Exercise task:
Go through the data below. Pull out every line that has the word "tammyabraham".

═══ Information given

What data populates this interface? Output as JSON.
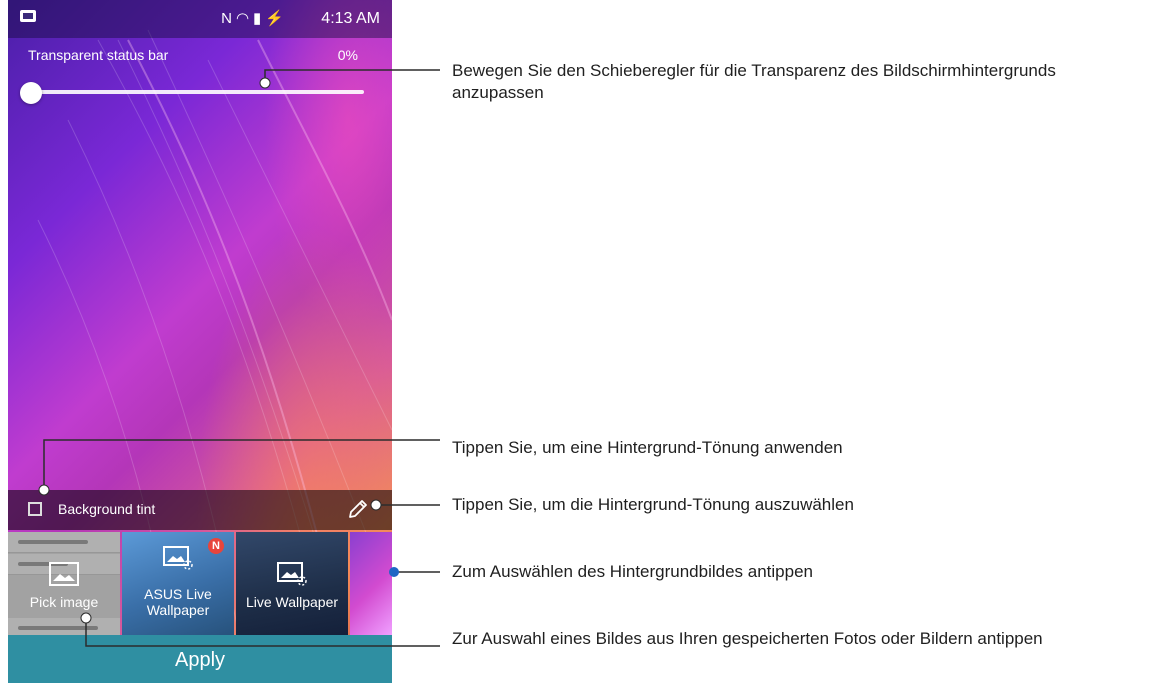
{
  "status_bar": {
    "icons": [
      "notification-icon",
      "nfc-icon",
      "wifi-icon",
      "sd-card-icon",
      "battery-charging-icon"
    ],
    "time": "4:13 AM"
  },
  "slider": {
    "label": "Transparent status bar",
    "value_text": "0%",
    "value": 0
  },
  "tint": {
    "label": "Background tint",
    "checked": false
  },
  "thumbnails": [
    {
      "label": "Pick image",
      "icon": "image-icon"
    },
    {
      "label": "ASUS Live Wallpaper",
      "label_line1": "ASUS Live",
      "label_line2": "Wallpaper",
      "badge": "N",
      "icon": "live-wallpaper-icon"
    },
    {
      "label": "Live Wallpaper",
      "icon": "live-wallpaper-icon"
    },
    {
      "label": "",
      "icon": ""
    }
  ],
  "apply_label": "Apply",
  "callouts": [
    {
      "text": "Bewegen Sie den Schieberegler für die Transparenz des Bildschirmhintergrunds anzupassen"
    },
    {
      "text": "Tippen Sie, um eine Hintergrund-Tönung anwenden"
    },
    {
      "text": "Tippen Sie, um die Hintergrund-Tönung auszuwählen"
    },
    {
      "text": "Zum Auswählen des Hintergrundbildes antippen"
    },
    {
      "text": "Zur Auswahl eines Bildes aus Ihren gespeicherten Fotos oder Bildern antippen"
    }
  ],
  "colors": {
    "apply_bar": "#2f8fa2",
    "callout_line": "#2c2c2c",
    "accent_dot": "#1f66c4"
  }
}
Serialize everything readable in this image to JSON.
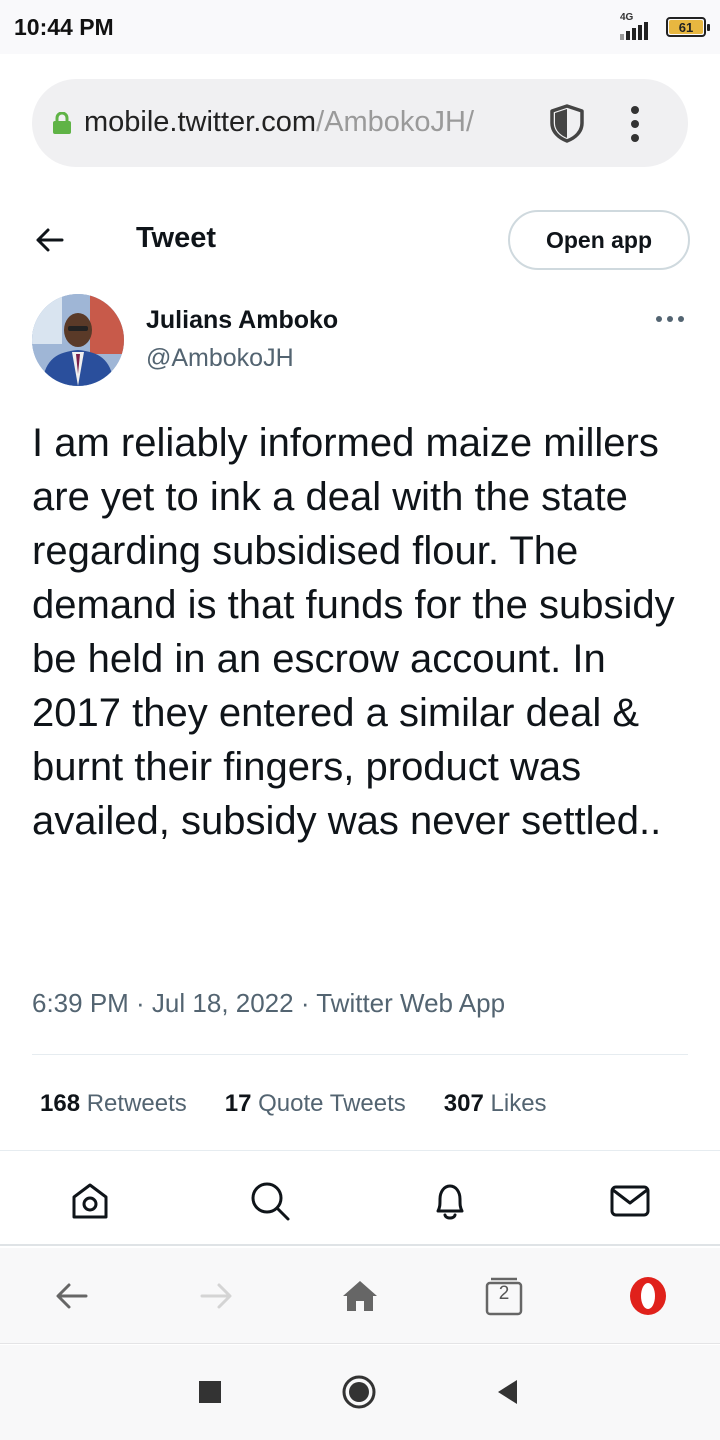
{
  "status_bar": {
    "time": "10:44 PM",
    "network": "4G",
    "battery": "61"
  },
  "browser": {
    "url_host": "mobile.twitter.com",
    "url_path": "/AmbokoJH/",
    "tab_count": "2"
  },
  "header": {
    "title": "Tweet",
    "open_app_label": "Open app"
  },
  "author": {
    "name": "Julians Amboko",
    "handle": "@AmbokoJH"
  },
  "tweet": {
    "text": "I am reliably informed maize millers are yet to ink a deal with the state regarding subsidised flour. The demand is that funds for the subsidy be held in an escrow account. In 2017 they entered a similar deal & burnt their fingers, product was availed, subsidy was never settled..",
    "meta": "6:39 PM · Jul 18, 2022 · Twitter Web App"
  },
  "stats": [
    {
      "count": "168",
      "label": "Retweets"
    },
    {
      "count": "17",
      "label": "Quote Tweets"
    },
    {
      "count": "307",
      "label": "Likes"
    }
  ],
  "colors": {
    "secure_lock": "#5fb346",
    "opera_red": "#e0211b",
    "battery": "#e8b740"
  },
  "icons": {
    "twitter_nav": [
      "home-icon",
      "search-icon",
      "bell-icon",
      "mail-icon"
    ],
    "browser_nav": [
      "back-arrow-icon",
      "forward-arrow-icon",
      "home-icon",
      "tabs-icon",
      "opera-icon"
    ],
    "system_nav": [
      "recents-icon",
      "home-circle-icon",
      "back-triangle-icon"
    ]
  }
}
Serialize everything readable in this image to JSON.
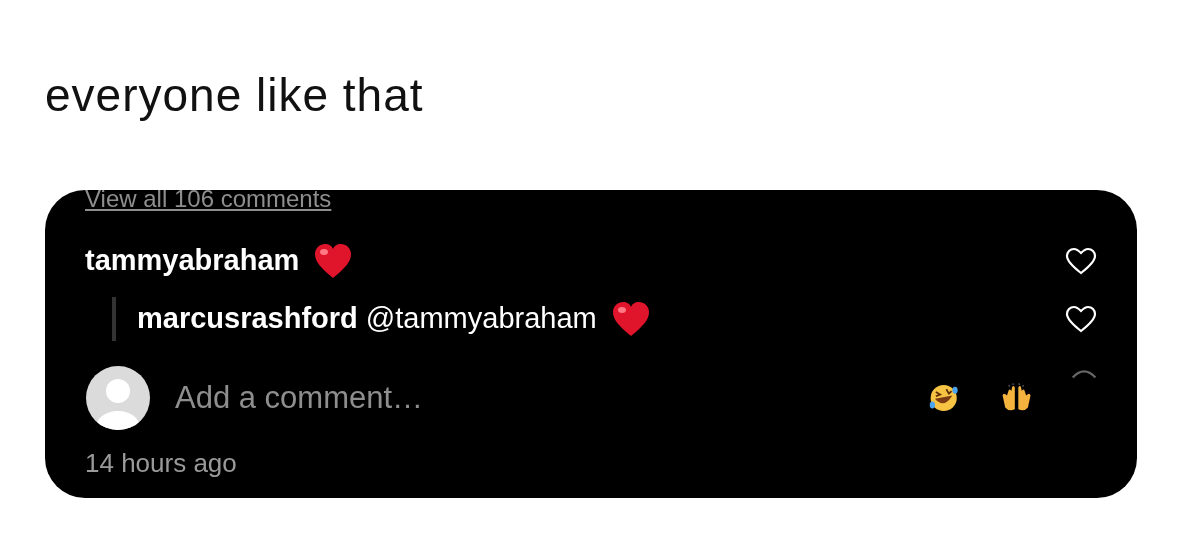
{
  "caption": "everyone like that",
  "comments_link": "View all 106 comments",
  "comments": [
    {
      "username": "tammyabraham",
      "liked": false,
      "replies": [
        {
          "username": "marcusrashford",
          "mention": "@tammyabraham",
          "liked": false
        }
      ]
    }
  ],
  "composer": {
    "placeholder": "Add a comment…"
  },
  "timestamp": "14 hours ago"
}
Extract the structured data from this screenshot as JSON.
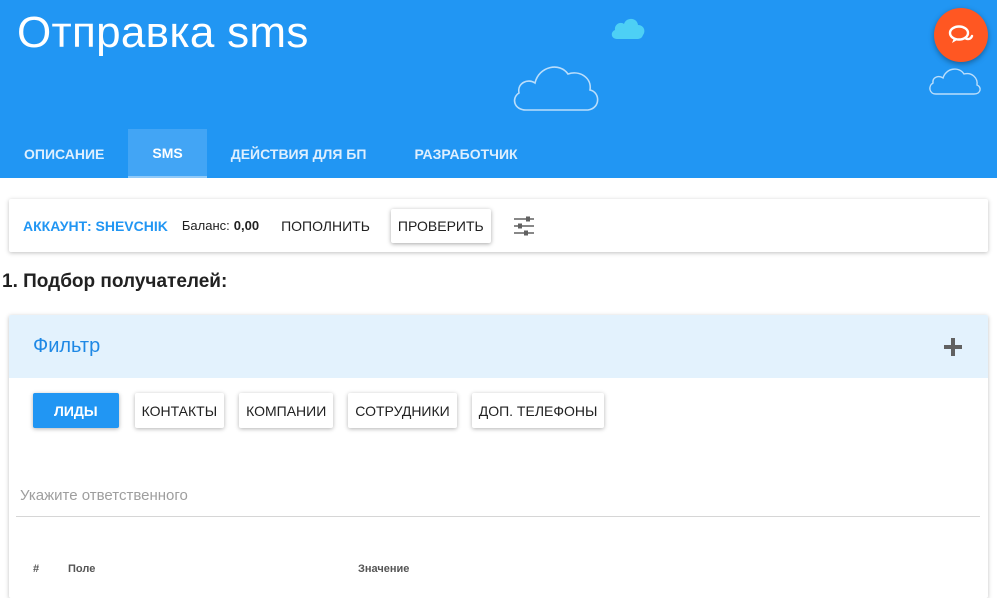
{
  "header": {
    "title": "Отправка sms"
  },
  "tabs": [
    {
      "label": "ОПИСАНИЕ",
      "active": false
    },
    {
      "label": "SMS",
      "active": true
    },
    {
      "label": "ДЕЙСТВИЯ ДЛЯ БП",
      "active": false
    },
    {
      "label": "РАЗРАБОТЧИК",
      "active": false
    }
  ],
  "account": {
    "account_label": "АККАУНТ: SHEVCHIK",
    "balance_label": "Баланс:",
    "balance_value": "0,00",
    "topup_label": "ПОПОЛНИТЬ",
    "check_label": "ПРОВЕРИТЬ",
    "settings_icon": "sliders-icon"
  },
  "section": {
    "title": "1. Подбор получателей:"
  },
  "filter": {
    "title": "Фильтр",
    "add_icon": "plus-icon"
  },
  "entity_buttons": [
    {
      "label": "ЛИДЫ",
      "selected": true
    },
    {
      "label": "КОНТАКТЫ",
      "selected": false
    },
    {
      "label": "КОМПАНИИ",
      "selected": false
    },
    {
      "label": "СОТРУДНИКИ",
      "selected": false
    },
    {
      "label": "ДОП. ТЕЛЕФОНЫ",
      "selected": false
    }
  ],
  "responsible": {
    "placeholder": "Укажите ответственного",
    "value": ""
  },
  "table": {
    "columns": [
      "#",
      "Поле",
      "Значение"
    ]
  },
  "colors": {
    "header_bg": "#2196f3",
    "active_tab_bg": "#42a5f5",
    "accent": "#2196f3",
    "fab": "#ff5722",
    "filter_head_bg": "#e3f2fd"
  }
}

══════

Solution to the problem:
      "username": "tammyabraham",
          "mention": "@tammyabraham",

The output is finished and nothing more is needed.